* _Task goal_
Set down the data below exactly; pictures stay out.

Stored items
—————

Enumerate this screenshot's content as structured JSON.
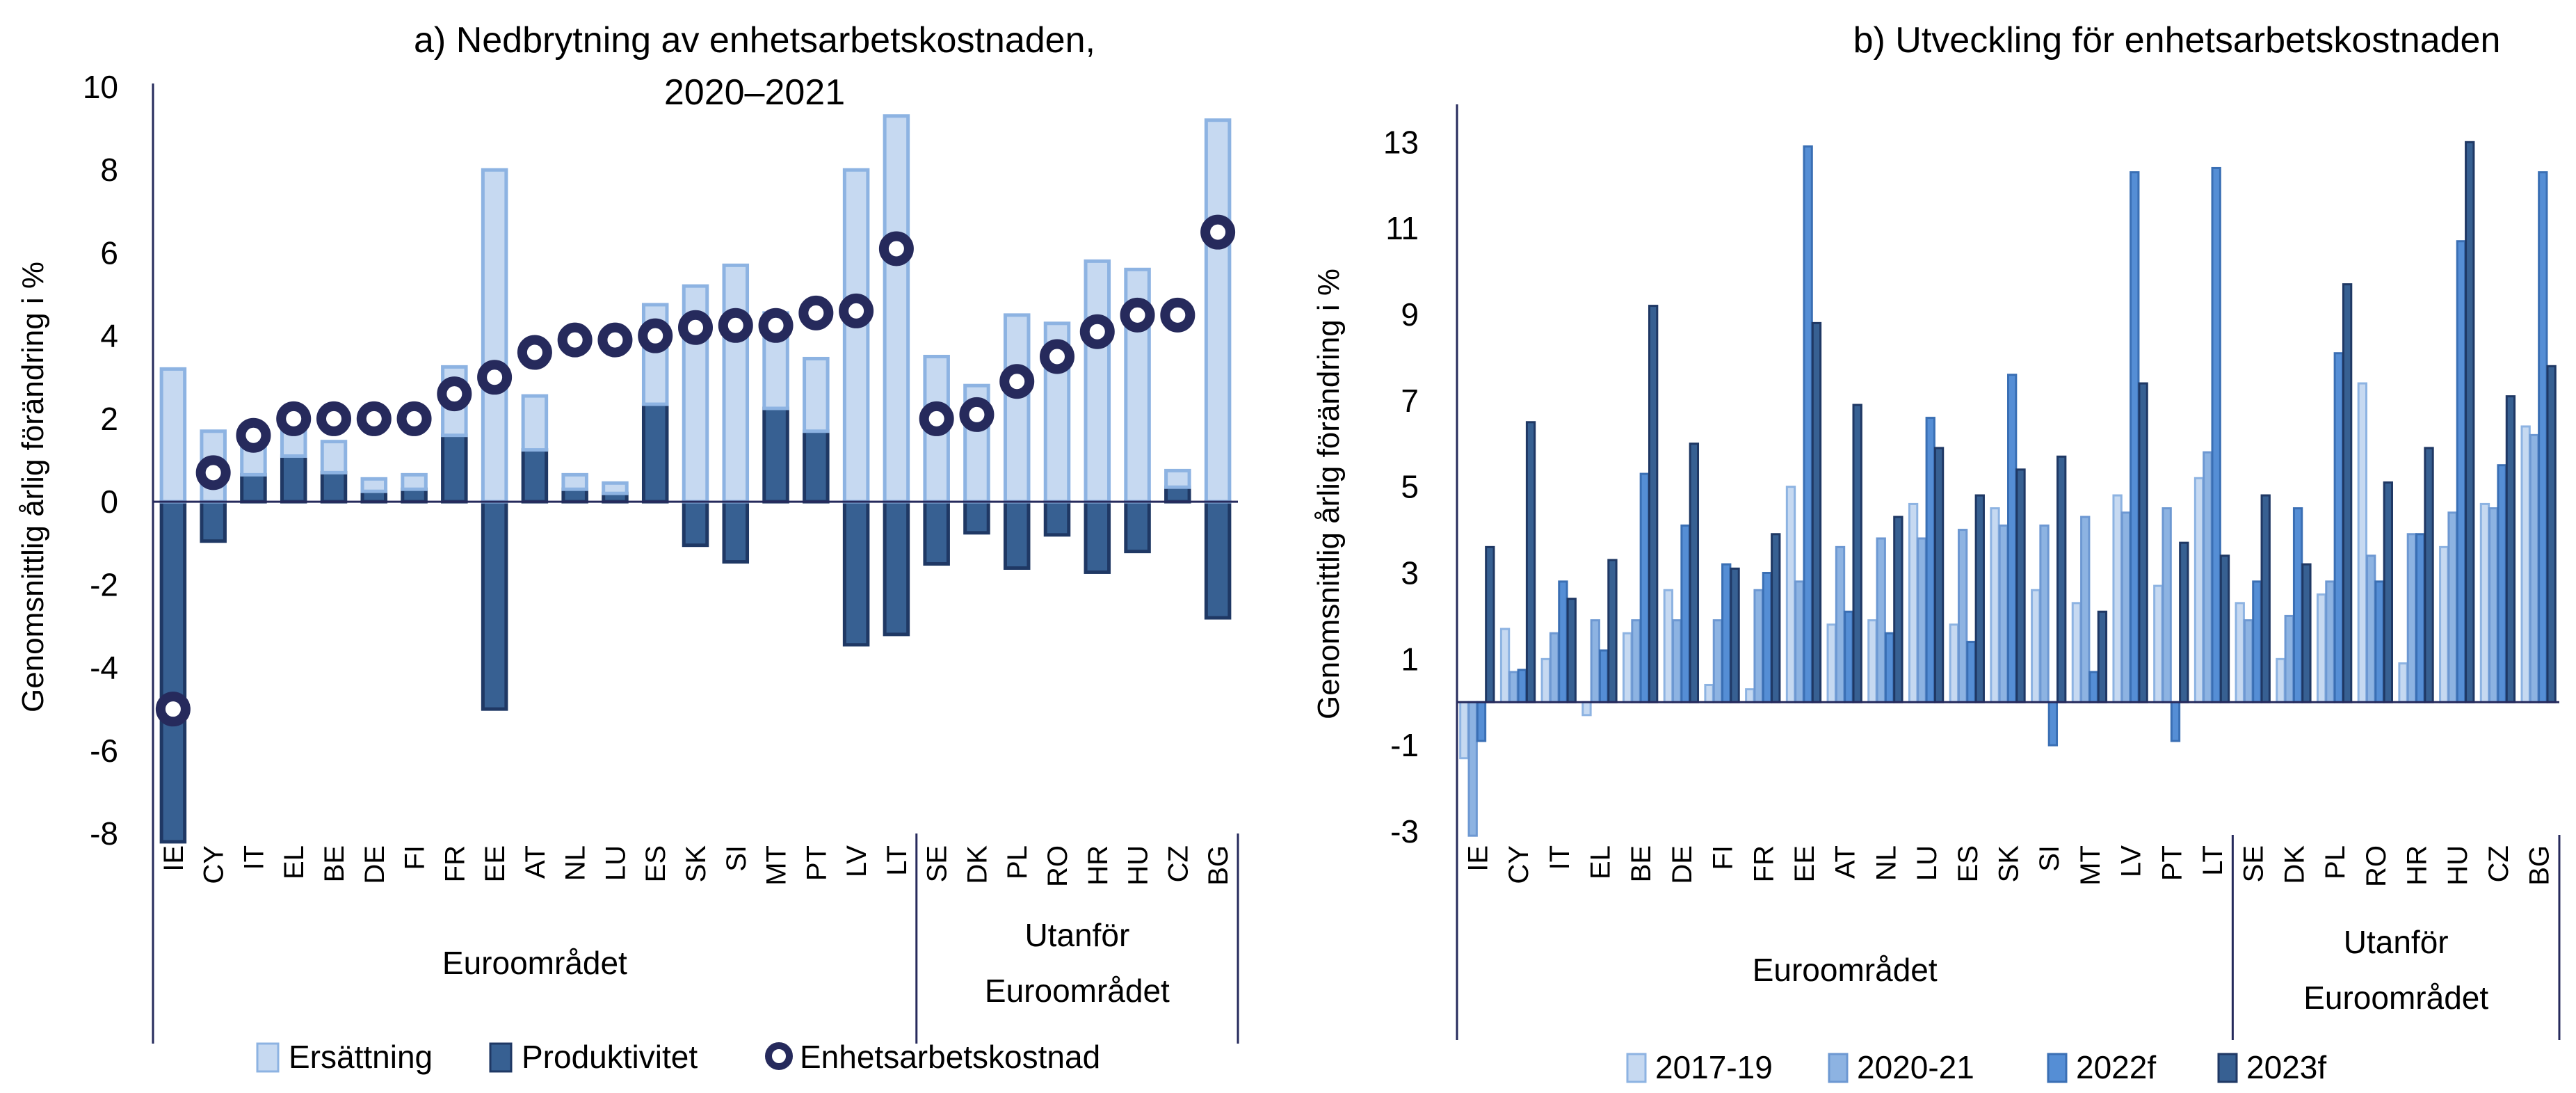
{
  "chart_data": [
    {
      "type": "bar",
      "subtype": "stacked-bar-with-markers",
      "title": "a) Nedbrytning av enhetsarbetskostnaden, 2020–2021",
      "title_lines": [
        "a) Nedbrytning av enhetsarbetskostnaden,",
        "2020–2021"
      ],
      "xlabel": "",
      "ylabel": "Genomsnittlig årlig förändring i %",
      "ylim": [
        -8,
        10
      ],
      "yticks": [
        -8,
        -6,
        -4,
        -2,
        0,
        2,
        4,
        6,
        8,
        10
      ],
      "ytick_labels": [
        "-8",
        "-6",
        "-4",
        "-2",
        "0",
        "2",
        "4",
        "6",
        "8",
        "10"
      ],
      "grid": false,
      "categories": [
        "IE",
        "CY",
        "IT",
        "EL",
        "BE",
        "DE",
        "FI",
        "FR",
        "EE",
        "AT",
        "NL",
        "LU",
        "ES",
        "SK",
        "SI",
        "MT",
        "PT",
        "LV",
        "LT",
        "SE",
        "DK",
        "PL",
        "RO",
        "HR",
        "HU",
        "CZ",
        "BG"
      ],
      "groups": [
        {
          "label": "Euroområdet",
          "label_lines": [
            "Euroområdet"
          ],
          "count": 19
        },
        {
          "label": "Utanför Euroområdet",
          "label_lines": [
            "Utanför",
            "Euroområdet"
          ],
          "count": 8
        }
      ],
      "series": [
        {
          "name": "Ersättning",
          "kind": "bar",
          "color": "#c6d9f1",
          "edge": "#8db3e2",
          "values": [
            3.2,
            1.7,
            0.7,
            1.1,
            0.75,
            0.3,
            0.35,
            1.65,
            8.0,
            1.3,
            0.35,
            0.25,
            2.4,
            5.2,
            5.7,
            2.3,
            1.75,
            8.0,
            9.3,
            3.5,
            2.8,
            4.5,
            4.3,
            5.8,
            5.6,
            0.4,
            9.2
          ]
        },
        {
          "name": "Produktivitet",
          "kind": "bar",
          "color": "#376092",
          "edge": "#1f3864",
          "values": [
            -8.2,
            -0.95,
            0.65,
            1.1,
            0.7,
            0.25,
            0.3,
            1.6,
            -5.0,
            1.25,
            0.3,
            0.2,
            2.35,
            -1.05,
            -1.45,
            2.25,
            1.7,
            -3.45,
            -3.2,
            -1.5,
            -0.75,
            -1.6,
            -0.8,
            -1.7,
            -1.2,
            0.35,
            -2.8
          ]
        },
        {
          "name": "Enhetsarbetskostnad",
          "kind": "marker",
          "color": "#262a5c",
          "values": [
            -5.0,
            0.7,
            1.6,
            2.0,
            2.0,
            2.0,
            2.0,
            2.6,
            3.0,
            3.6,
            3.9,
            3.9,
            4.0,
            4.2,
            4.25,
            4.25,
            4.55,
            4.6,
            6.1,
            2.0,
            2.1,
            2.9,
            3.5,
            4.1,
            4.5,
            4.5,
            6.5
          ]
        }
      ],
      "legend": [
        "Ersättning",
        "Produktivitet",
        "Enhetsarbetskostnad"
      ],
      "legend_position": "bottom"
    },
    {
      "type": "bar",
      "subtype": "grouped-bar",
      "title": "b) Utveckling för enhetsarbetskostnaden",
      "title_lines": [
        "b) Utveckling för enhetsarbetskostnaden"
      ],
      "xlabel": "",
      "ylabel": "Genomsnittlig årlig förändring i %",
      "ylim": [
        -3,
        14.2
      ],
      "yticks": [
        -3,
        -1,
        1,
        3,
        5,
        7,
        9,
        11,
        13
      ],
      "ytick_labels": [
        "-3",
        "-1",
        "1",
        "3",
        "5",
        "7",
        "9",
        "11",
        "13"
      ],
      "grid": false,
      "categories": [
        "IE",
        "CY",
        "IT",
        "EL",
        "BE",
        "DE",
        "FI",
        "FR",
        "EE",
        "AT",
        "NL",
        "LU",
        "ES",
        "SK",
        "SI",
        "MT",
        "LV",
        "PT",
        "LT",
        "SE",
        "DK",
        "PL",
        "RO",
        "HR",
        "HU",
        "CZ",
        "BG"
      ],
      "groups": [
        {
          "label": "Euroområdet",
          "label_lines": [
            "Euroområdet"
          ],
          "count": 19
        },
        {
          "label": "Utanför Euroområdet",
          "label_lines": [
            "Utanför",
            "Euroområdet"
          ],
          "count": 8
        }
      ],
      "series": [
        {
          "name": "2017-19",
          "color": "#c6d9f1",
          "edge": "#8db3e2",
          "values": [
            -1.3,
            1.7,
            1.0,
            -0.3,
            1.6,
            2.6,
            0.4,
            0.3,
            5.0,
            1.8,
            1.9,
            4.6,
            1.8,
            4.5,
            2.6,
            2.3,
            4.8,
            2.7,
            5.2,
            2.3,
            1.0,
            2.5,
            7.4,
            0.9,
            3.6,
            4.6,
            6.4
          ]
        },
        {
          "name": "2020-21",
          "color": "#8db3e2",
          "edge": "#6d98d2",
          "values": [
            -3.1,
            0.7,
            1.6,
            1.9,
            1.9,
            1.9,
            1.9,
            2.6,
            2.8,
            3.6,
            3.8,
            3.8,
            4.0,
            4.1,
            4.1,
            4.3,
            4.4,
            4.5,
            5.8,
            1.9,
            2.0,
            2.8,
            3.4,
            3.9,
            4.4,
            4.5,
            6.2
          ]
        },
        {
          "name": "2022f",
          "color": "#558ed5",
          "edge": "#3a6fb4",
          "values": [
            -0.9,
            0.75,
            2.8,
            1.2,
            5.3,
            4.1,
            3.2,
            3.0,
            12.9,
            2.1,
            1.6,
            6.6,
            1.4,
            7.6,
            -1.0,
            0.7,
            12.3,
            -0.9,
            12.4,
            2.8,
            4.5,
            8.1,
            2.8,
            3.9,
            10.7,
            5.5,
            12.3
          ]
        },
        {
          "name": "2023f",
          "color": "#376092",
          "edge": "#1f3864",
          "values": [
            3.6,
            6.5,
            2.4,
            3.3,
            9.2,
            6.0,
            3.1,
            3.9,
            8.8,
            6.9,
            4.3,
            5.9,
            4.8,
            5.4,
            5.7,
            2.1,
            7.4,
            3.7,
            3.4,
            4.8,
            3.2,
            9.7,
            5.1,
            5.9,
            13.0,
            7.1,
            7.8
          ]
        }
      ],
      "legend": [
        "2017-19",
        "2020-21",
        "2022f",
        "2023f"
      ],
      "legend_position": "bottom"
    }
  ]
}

—————

* _The answer_
Enumerate this screenshot's content as structured JSON.
{
  "chart_data": [
    {
      "type": "bar",
      "subtype": "stacked-bar-with-markers",
      "title": "a) Nedbrytning av enhetsarbetskostnaden, 2020–2021",
      "title_lines": [
        "a) Nedbrytning av enhetsarbetskostnaden,",
        "2020–2021"
      ],
      "xlabel": "",
      "ylabel": "Genomsnittlig årlig förändring i %",
      "ylim": [
        -8,
        10
      ],
      "yticks": [
        -8,
        -6,
        -4,
        -2,
        0,
        2,
        4,
        6,
        8,
        10
      ],
      "ytick_labels": [
        "-8",
        "-6",
        "-4",
        "-2",
        "0",
        "2",
        "4",
        "6",
        "8",
        "10"
      ],
      "grid": false,
      "categories": [
        "IE",
        "CY",
        "IT",
        "EL",
        "BE",
        "DE",
        "FI",
        "FR",
        "EE",
        "AT",
        "NL",
        "LU",
        "ES",
        "SK",
        "SI",
        "MT",
        "PT",
        "LV",
        "LT",
        "SE",
        "DK",
        "PL",
        "RO",
        "HR",
        "HU",
        "CZ",
        "BG"
      ],
      "groups": [
        {
          "label": "Euroområdet",
          "label_lines": [
            "Euroområdet"
          ],
          "count": 19
        },
        {
          "label": "Utanför Euroområdet",
          "label_lines": [
            "Utanför",
            "Euroområdet"
          ],
          "count": 8
        }
      ],
      "series": [
        {
          "name": "Ersättning",
          "kind": "bar",
          "color": "#c6d9f1",
          "edge": "#8db3e2",
          "values": [
            3.2,
            1.7,
            0.7,
            1.1,
            0.75,
            0.3,
            0.35,
            1.65,
            8.0,
            1.3,
            0.35,
            0.25,
            2.4,
            5.2,
            5.7,
            2.3,
            1.75,
            8.0,
            9.3,
            3.5,
            2.8,
            4.5,
            4.3,
            5.8,
            5.6,
            0.4,
            9.2
          ]
        },
        {
          "name": "Produktivitet",
          "kind": "bar",
          "color": "#376092",
          "edge": "#1f3864",
          "values": [
            -8.2,
            -0.95,
            0.65,
            1.1,
            0.7,
            0.25,
            0.3,
            1.6,
            -5.0,
            1.25,
            0.3,
            0.2,
            2.35,
            -1.05,
            -1.45,
            2.25,
            1.7,
            -3.45,
            -3.2,
            -1.5,
            -0.75,
            -1.6,
            -0.8,
            -1.7,
            -1.2,
            0.35,
            -2.8
          ]
        },
        {
          "name": "Enhetsarbetskostnad",
          "kind": "marker",
          "color": "#262a5c",
          "values": [
            -5.0,
            0.7,
            1.6,
            2.0,
            2.0,
            2.0,
            2.0,
            2.6,
            3.0,
            3.6,
            3.9,
            3.9,
            4.0,
            4.2,
            4.25,
            4.25,
            4.55,
            4.6,
            6.1,
            2.0,
            2.1,
            2.9,
            3.5,
            4.1,
            4.5,
            4.5,
            6.5
          ]
        }
      ],
      "legend": [
        "Ersättning",
        "Produktivitet",
        "Enhetsarbetskostnad"
      ],
      "legend_position": "bottom"
    },
    {
      "type": "bar",
      "subtype": "grouped-bar",
      "title": "b) Utveckling för enhetsarbetskostnaden",
      "title_lines": [
        "b) Utveckling för enhetsarbetskostnaden"
      ],
      "xlabel": "",
      "ylabel": "Genomsnittlig årlig förändring i %",
      "ylim": [
        -3,
        14.2
      ],
      "yticks": [
        -3,
        -1,
        1,
        3,
        5,
        7,
        9,
        11,
        13
      ],
      "ytick_labels": [
        "-3",
        "-1",
        "1",
        "3",
        "5",
        "7",
        "9",
        "11",
        "13"
      ],
      "grid": false,
      "categories": [
        "IE",
        "CY",
        "IT",
        "EL",
        "BE",
        "DE",
        "FI",
        "FR",
        "EE",
        "AT",
        "NL",
        "LU",
        "ES",
        "SK",
        "SI",
        "MT",
        "LV",
        "PT",
        "LT",
        "SE",
        "DK",
        "PL",
        "RO",
        "HR",
        "HU",
        "CZ",
        "BG"
      ],
      "groups": [
        {
          "label": "Euroområdet",
          "label_lines": [
            "Euroområdet"
          ],
          "count": 19
        },
        {
          "label": "Utanför Euroområdet",
          "label_lines": [
            "Utanför",
            "Euroområdet"
          ],
          "count": 8
        }
      ],
      "series": [
        {
          "name": "2017-19",
          "color": "#c6d9f1",
          "edge": "#8db3e2",
          "values": [
            -1.3,
            1.7,
            1.0,
            -0.3,
            1.6,
            2.6,
            0.4,
            0.3,
            5.0,
            1.8,
            1.9,
            4.6,
            1.8,
            4.5,
            2.6,
            2.3,
            4.8,
            2.7,
            5.2,
            2.3,
            1.0,
            2.5,
            7.4,
            0.9,
            3.6,
            4.6,
            6.4
          ]
        },
        {
          "name": "2020-21",
          "color": "#8db3e2",
          "edge": "#6d98d2",
          "values": [
            -3.1,
            0.7,
            1.6,
            1.9,
            1.9,
            1.9,
            1.9,
            2.6,
            2.8,
            3.6,
            3.8,
            3.8,
            4.0,
            4.1,
            4.1,
            4.3,
            4.4,
            4.5,
            5.8,
            1.9,
            2.0,
            2.8,
            3.4,
            3.9,
            4.4,
            4.5,
            6.2
          ]
        },
        {
          "name": "2022f",
          "color": "#558ed5",
          "edge": "#3a6fb4",
          "values": [
            -0.9,
            0.75,
            2.8,
            1.2,
            5.3,
            4.1,
            3.2,
            3.0,
            12.9,
            2.1,
            1.6,
            6.6,
            1.4,
            7.6,
            -1.0,
            0.7,
            12.3,
            -0.9,
            12.4,
            2.8,
            4.5,
            8.1,
            2.8,
            3.9,
            10.7,
            5.5,
            12.3
          ]
        },
        {
          "name": "2023f",
          "color": "#376092",
          "edge": "#1f3864",
          "values": [
            3.6,
            6.5,
            2.4,
            3.3,
            9.2,
            6.0,
            3.1,
            3.9,
            8.8,
            6.9,
            4.3,
            5.9,
            4.8,
            5.4,
            5.7,
            2.1,
            7.4,
            3.7,
            3.4,
            4.8,
            3.2,
            9.7,
            5.1,
            5.9,
            13.0,
            7.1,
            7.8
          ]
        }
      ],
      "legend": [
        "2017-19",
        "2020-21",
        "2022f",
        "2023f"
      ],
      "legend_position": "bottom"
    }
  ]
}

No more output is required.